#### [STATED GOAL]
Reproduce the lines below verbatim, omitting any pictures from your output.
▬▬▬
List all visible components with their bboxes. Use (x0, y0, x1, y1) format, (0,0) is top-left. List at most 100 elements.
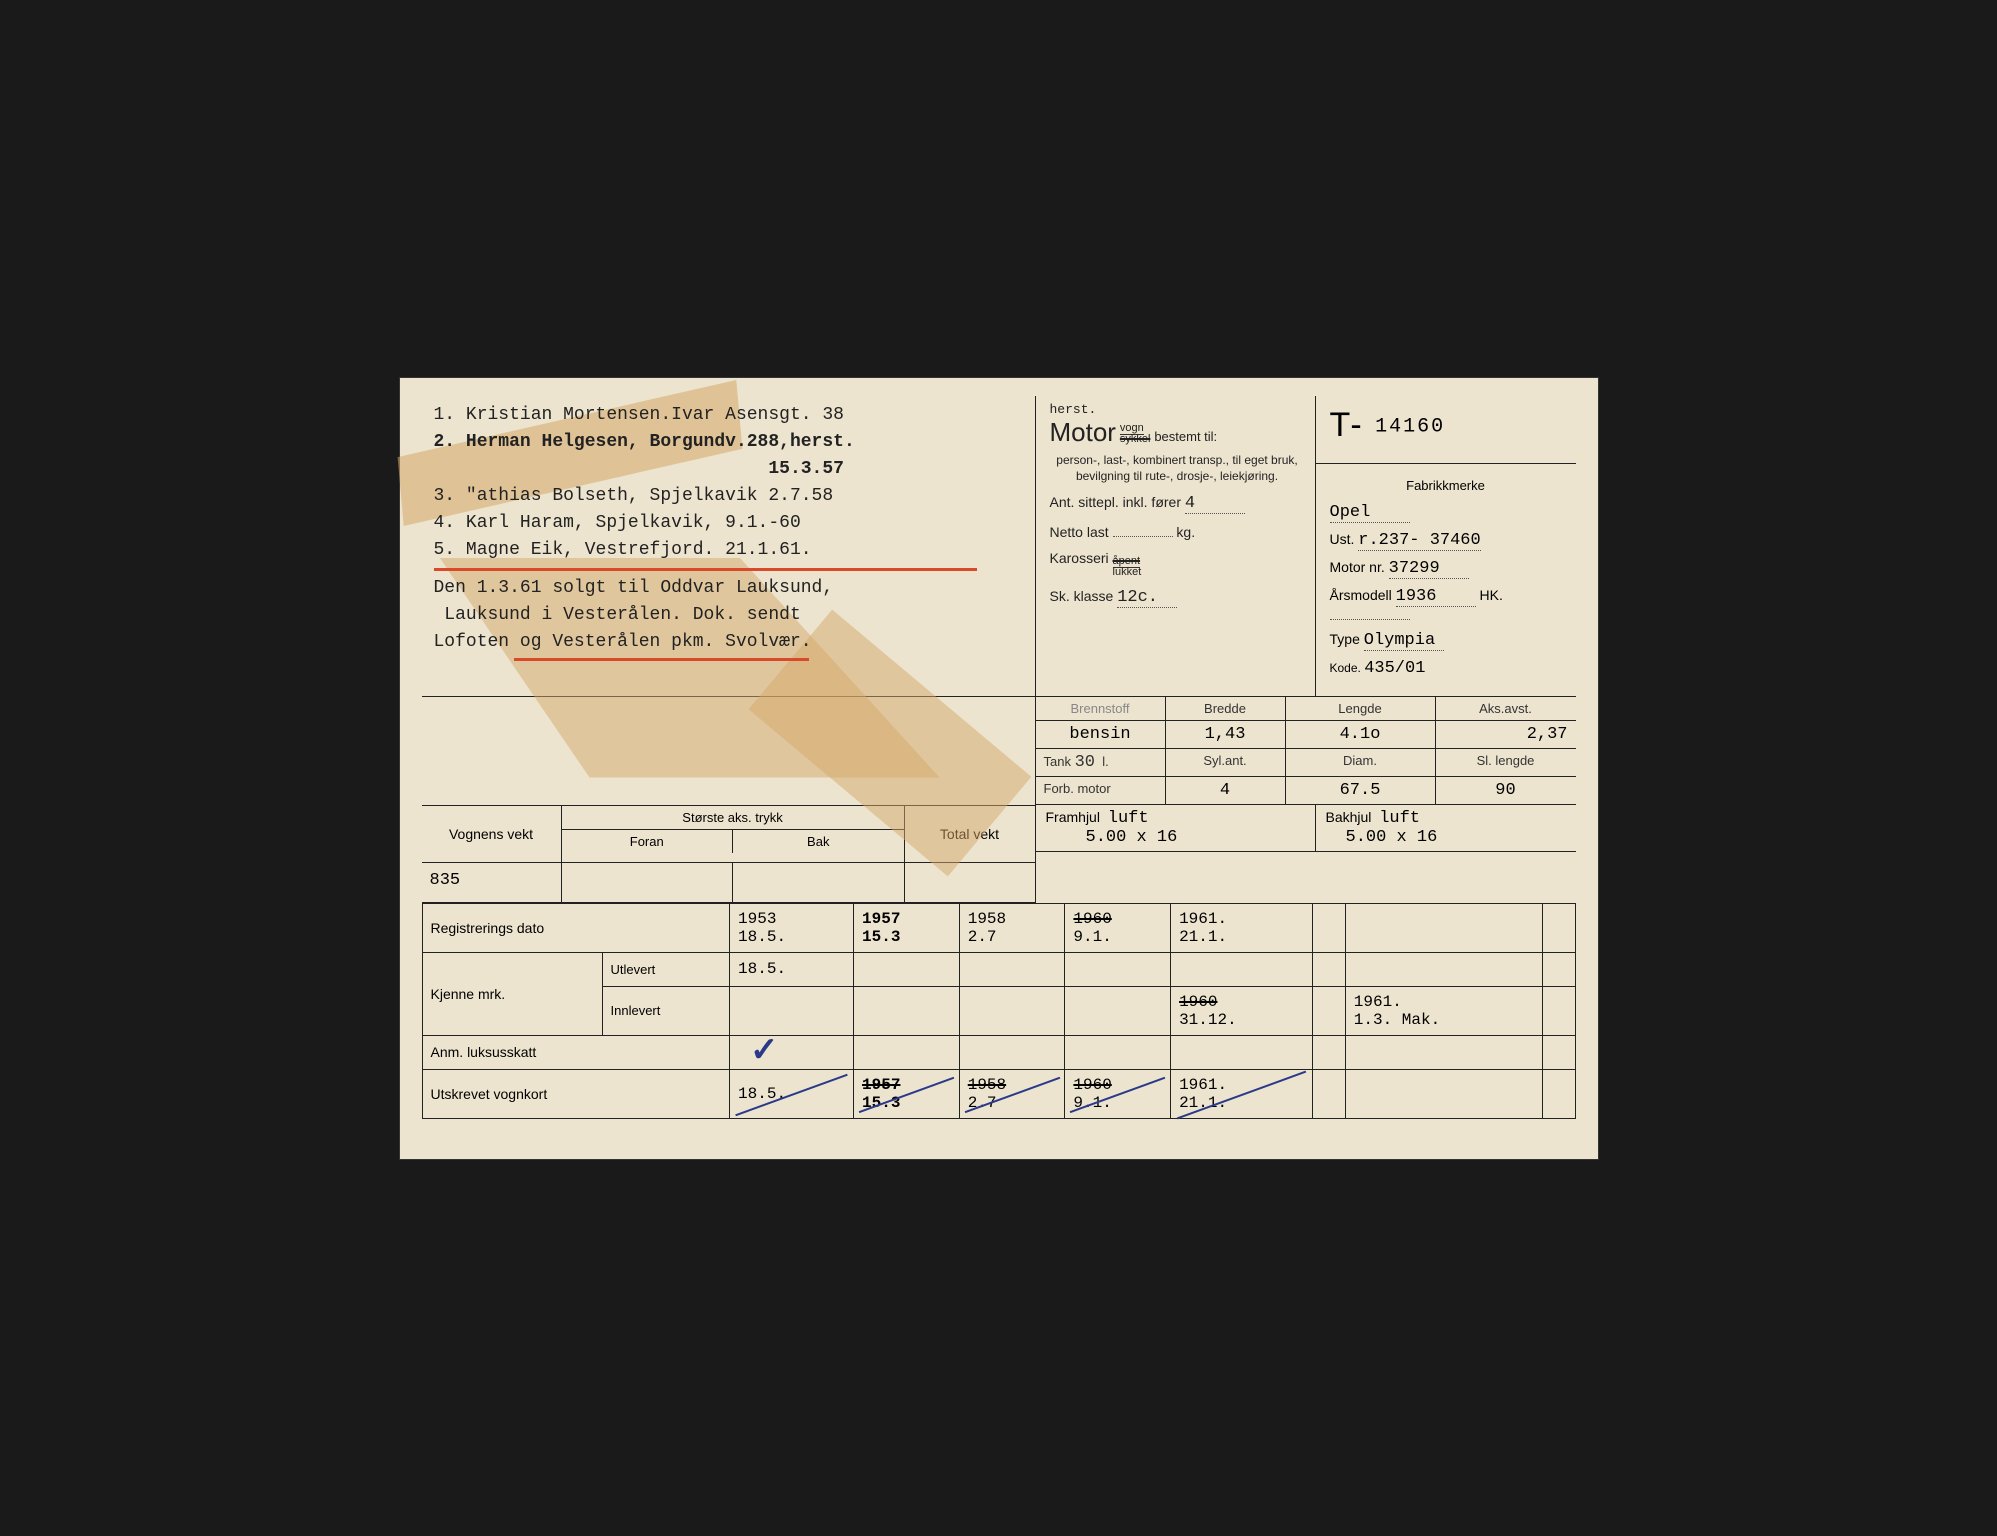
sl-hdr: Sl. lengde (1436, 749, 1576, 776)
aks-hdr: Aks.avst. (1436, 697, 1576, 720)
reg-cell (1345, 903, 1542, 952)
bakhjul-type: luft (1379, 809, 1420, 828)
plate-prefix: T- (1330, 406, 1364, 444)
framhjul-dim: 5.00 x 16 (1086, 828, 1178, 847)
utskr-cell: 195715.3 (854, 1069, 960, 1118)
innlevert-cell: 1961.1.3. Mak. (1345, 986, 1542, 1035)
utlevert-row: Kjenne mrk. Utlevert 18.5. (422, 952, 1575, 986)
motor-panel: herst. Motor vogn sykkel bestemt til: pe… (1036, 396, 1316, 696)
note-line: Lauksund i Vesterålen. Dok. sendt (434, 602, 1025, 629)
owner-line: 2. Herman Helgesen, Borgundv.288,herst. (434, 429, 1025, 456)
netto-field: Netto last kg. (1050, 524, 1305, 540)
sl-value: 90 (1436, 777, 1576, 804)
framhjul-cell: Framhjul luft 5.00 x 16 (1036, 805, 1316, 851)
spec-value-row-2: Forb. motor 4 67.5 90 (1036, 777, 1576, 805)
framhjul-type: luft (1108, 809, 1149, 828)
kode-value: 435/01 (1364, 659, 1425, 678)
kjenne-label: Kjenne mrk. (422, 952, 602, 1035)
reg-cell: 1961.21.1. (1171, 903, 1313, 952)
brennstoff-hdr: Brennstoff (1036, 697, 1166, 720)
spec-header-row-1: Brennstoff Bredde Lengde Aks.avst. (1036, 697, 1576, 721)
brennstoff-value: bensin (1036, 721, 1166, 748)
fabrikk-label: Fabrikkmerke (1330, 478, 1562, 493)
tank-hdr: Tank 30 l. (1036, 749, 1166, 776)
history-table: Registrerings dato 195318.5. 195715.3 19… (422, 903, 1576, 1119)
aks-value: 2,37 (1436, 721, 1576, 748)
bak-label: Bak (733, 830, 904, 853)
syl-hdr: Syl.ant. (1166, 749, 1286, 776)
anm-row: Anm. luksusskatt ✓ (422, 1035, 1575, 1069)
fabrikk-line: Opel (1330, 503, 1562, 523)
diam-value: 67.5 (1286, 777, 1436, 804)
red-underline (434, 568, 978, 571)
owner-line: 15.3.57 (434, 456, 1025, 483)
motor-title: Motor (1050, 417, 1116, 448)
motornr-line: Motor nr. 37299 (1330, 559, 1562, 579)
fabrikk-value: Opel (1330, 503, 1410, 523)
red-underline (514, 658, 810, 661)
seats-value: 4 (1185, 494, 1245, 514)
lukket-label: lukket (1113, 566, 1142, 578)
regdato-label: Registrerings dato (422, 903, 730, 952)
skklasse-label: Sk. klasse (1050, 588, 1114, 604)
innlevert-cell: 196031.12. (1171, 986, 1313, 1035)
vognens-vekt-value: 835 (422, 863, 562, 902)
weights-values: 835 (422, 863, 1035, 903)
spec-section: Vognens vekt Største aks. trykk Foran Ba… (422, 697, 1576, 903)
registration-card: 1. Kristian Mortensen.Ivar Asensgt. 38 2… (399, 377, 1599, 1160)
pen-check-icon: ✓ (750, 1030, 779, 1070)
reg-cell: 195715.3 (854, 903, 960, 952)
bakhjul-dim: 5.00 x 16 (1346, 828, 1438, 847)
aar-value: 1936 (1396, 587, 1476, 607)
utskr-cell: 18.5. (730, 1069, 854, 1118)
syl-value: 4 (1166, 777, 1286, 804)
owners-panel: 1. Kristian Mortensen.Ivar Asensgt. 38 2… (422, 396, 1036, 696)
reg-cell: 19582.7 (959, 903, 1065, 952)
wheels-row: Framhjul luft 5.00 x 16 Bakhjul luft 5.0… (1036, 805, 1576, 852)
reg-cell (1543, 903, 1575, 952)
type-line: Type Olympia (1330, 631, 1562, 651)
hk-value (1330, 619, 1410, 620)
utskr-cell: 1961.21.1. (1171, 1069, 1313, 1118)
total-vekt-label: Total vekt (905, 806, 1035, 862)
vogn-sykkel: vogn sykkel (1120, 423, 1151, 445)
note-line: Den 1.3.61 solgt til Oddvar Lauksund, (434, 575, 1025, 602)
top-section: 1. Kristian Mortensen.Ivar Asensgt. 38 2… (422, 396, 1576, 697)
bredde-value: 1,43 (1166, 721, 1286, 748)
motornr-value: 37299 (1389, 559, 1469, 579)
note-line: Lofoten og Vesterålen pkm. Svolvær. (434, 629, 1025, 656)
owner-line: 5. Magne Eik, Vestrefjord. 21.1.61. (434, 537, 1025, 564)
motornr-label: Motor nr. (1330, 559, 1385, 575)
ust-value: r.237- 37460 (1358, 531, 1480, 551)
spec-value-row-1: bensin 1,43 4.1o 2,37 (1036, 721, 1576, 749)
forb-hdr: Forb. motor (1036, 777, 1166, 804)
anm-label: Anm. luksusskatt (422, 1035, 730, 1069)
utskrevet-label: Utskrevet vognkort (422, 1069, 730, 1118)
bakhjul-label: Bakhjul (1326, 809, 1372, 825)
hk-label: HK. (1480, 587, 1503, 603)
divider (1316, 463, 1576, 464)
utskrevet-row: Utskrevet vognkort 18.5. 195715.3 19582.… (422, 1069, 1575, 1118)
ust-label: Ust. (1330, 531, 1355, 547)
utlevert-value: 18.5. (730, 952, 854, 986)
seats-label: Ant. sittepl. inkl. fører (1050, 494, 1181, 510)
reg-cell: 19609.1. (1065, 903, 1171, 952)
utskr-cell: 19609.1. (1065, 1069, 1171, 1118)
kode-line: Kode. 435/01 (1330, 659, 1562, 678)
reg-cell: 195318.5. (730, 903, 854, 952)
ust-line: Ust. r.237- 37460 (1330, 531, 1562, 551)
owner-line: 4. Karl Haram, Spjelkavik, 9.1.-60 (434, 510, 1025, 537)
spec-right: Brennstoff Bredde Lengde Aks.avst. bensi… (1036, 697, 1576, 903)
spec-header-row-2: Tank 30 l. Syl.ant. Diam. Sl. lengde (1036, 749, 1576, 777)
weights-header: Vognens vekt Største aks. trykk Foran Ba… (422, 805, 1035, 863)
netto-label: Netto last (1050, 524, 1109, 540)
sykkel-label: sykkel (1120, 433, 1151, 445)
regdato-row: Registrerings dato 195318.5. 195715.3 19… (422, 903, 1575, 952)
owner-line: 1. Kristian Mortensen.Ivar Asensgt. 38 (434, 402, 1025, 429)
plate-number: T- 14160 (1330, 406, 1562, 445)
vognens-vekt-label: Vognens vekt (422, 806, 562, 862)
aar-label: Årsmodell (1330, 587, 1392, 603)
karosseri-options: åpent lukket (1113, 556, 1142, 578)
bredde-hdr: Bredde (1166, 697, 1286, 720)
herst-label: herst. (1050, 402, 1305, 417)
▬▬▬
#### [FULL SOLUTION]
List all visible components with their bboxes. Use (x0, y0, x1, y1) format, (0,0) is top-left. List at most 100 elements.
sl-hdr: Sl. lengde (1436, 749, 1576, 776)
aks-hdr: Aks.avst. (1436, 697, 1576, 720)
reg-cell (1345, 903, 1542, 952)
bakhjul-type: luft (1379, 809, 1420, 828)
plate-prefix: T- (1330, 406, 1364, 444)
framhjul-dim: 5.00 x 16 (1086, 828, 1178, 847)
utskr-cell: 195715.3 (854, 1069, 960, 1118)
innlevert-cell: 1961.1.3. Mak. (1345, 986, 1542, 1035)
utlevert-row: Kjenne mrk. Utlevert 18.5. (422, 952, 1575, 986)
motor-panel: herst. Motor vogn sykkel bestemt til: pe… (1036, 396, 1316, 696)
note-line: Lauksund i Vesterålen. Dok. sendt (434, 602, 1025, 629)
owner-line: 2. Herman Helgesen, Borgundv.288,herst. (434, 429, 1025, 456)
netto-field: Netto last kg. (1050, 524, 1305, 540)
sl-value: 90 (1436, 777, 1576, 804)
framhjul-cell: Framhjul luft 5.00 x 16 (1036, 805, 1316, 851)
spec-value-row-2: Forb. motor 4 67.5 90 (1036, 777, 1576, 805)
framhjul-type: luft (1108, 809, 1149, 828)
kode-value: 435/01 (1364, 659, 1425, 678)
kjenne-label: Kjenne mrk. (422, 952, 602, 1035)
reg-cell: 1961.21.1. (1171, 903, 1313, 952)
brennstoff-hdr: Brennstoff (1036, 697, 1166, 720)
spec-header-row-1: Brennstoff Bredde Lengde Aks.avst. (1036, 697, 1576, 721)
brennstoff-value: bensin (1036, 721, 1166, 748)
fabrikk-label: Fabrikkmerke (1330, 478, 1562, 493)
tank-hdr: Tank 30 l. (1036, 749, 1166, 776)
history-table: Registrerings dato 195318.5. 195715.3 19… (422, 903, 1576, 1119)
aks-value: 2,37 (1436, 721, 1576, 748)
bak-label: Bak (733, 830, 904, 853)
syl-hdr: Syl.ant. (1166, 749, 1286, 776)
anm-row: Anm. luksusskatt ✓ (422, 1035, 1575, 1069)
fabrikk-line: Opel (1330, 503, 1562, 523)
diam-value: 67.5 (1286, 777, 1436, 804)
red-underline (434, 568, 978, 571)
owner-line: 15.3.57 (434, 456, 1025, 483)
motor-title: Motor (1050, 417, 1116, 448)
motornr-line: Motor nr. 37299 (1330, 559, 1562, 579)
fabrikk-value: Opel (1330, 503, 1410, 523)
red-underline (514, 658, 810, 661)
seats-value: 4 (1185, 494, 1245, 514)
lukket-label: lukket (1113, 566, 1142, 578)
regdato-label: Registrerings dato (422, 903, 730, 952)
skklasse-label: Sk. klasse (1050, 588, 1114, 604)
innlevert-cell: 196031.12. (1171, 986, 1313, 1035)
vognens-vekt-value: 835 (422, 863, 562, 902)
weights-values: 835 (422, 863, 1035, 903)
spec-section: Vognens vekt Største aks. trykk Foran Ba… (422, 697, 1576, 903)
registration-card: 1. Kristian Mortensen.Ivar Asensgt. 38 2… (399, 377, 1599, 1160)
pen-check-icon: ✓ (750, 1030, 779, 1070)
reg-cell: 195715.3 (854, 903, 960, 952)
bakhjul-dim: 5.00 x 16 (1346, 828, 1438, 847)
aar-value: 1936 (1396, 587, 1476, 607)
utskr-cell: 18.5. (730, 1069, 854, 1118)
syl-value: 4 (1166, 777, 1286, 804)
owners-panel: 1. Kristian Mortensen.Ivar Asensgt. 38 2… (422, 396, 1036, 696)
reg-cell: 19582.7 (959, 903, 1065, 952)
wheels-row: Framhjul luft 5.00 x 16 Bakhjul luft 5.0… (1036, 805, 1576, 852)
reg-cell (1543, 903, 1575, 952)
type-line: Type Olympia (1330, 631, 1562, 651)
hk-value (1330, 619, 1410, 620)
utskr-cell: 1961.21.1. (1171, 1069, 1313, 1118)
total-vekt-label: Total vekt (905, 806, 1035, 862)
vogn-sykkel: vogn sykkel (1120, 423, 1151, 445)
note-line: Den 1.3.61 solgt til Oddvar Lauksund, (434, 575, 1025, 602)
top-section: 1. Kristian Mortensen.Ivar Asensgt. 38 2… (422, 396, 1576, 697)
bredde-value: 1,43 (1166, 721, 1286, 748)
motornr-value: 37299 (1389, 559, 1469, 579)
note-line: Lofoten og Vesterålen pkm. Svolvær. (434, 629, 1025, 656)
owner-line: 5. Magne Eik, Vestrefjord. 21.1.61. (434, 537, 1025, 564)
motornr-label: Motor nr. (1330, 559, 1385, 575)
ust-value: r.237- 37460 (1358, 531, 1480, 551)
spec-value-row-1: bensin 1,43 4.1o 2,37 (1036, 721, 1576, 749)
forb-hdr: Forb. motor (1036, 777, 1166, 804)
anm-label: Anm. luksusskatt (422, 1035, 730, 1069)
utskrevet-label: Utskrevet vognkort (422, 1069, 730, 1118)
bakhjul-label: Bakhjul (1326, 809, 1372, 825)
hk-label: HK. (1480, 587, 1503, 603)
divider (1316, 463, 1576, 464)
utskrevet-row: Utskrevet vognkort 18.5. 195715.3 19582.… (422, 1069, 1575, 1118)
ust-label: Ust. (1330, 531, 1355, 547)
utlevert-value: 18.5. (730, 952, 854, 986)
seats-label: Ant. sittepl. inkl. fører (1050, 494, 1181, 510)
reg-cell: 19609.1. (1065, 903, 1171, 952)
utskr-cell: 19609.1. (1065, 1069, 1171, 1118)
kode-line: Kode. 435/01 (1330, 659, 1562, 678)
reg-cell: 195318.5. (730, 903, 854, 952)
ust-line: Ust. r.237- 37460 (1330, 531, 1562, 551)
owner-line: 4. Karl Haram, Spjelkavik, 9.1.-60 (434, 510, 1025, 537)
spec-right: Brennstoff Bredde Lengde Aks.avst. bensi… (1036, 697, 1576, 903)
spec-header-row-2: Tank 30 l. Syl.ant. Diam. Sl. lengde (1036, 749, 1576, 777)
weights-header: Vognens vekt Største aks. trykk Foran Ba… (422, 805, 1035, 863)
netto-label: Netto last (1050, 524, 1109, 540)
sykkel-label: sykkel (1120, 433, 1151, 445)
regdato-row: Registrerings dato 195318.5. 195715.3 19… (422, 903, 1575, 952)
owner-line: 1. Kristian Mortensen.Ivar Asensgt. 38 (434, 402, 1025, 429)
plate-number: T- 14160 (1330, 406, 1562, 445)
vognens-vekt-label: Vognens vekt (422, 806, 562, 862)
aar-label: Årsmodell (1330, 587, 1392, 603)
karosseri-options: åpent lukket (1113, 556, 1142, 578)
bredde-hdr: Bredde (1166, 697, 1286, 720)
herst-label: herst. (1050, 402, 1305, 417)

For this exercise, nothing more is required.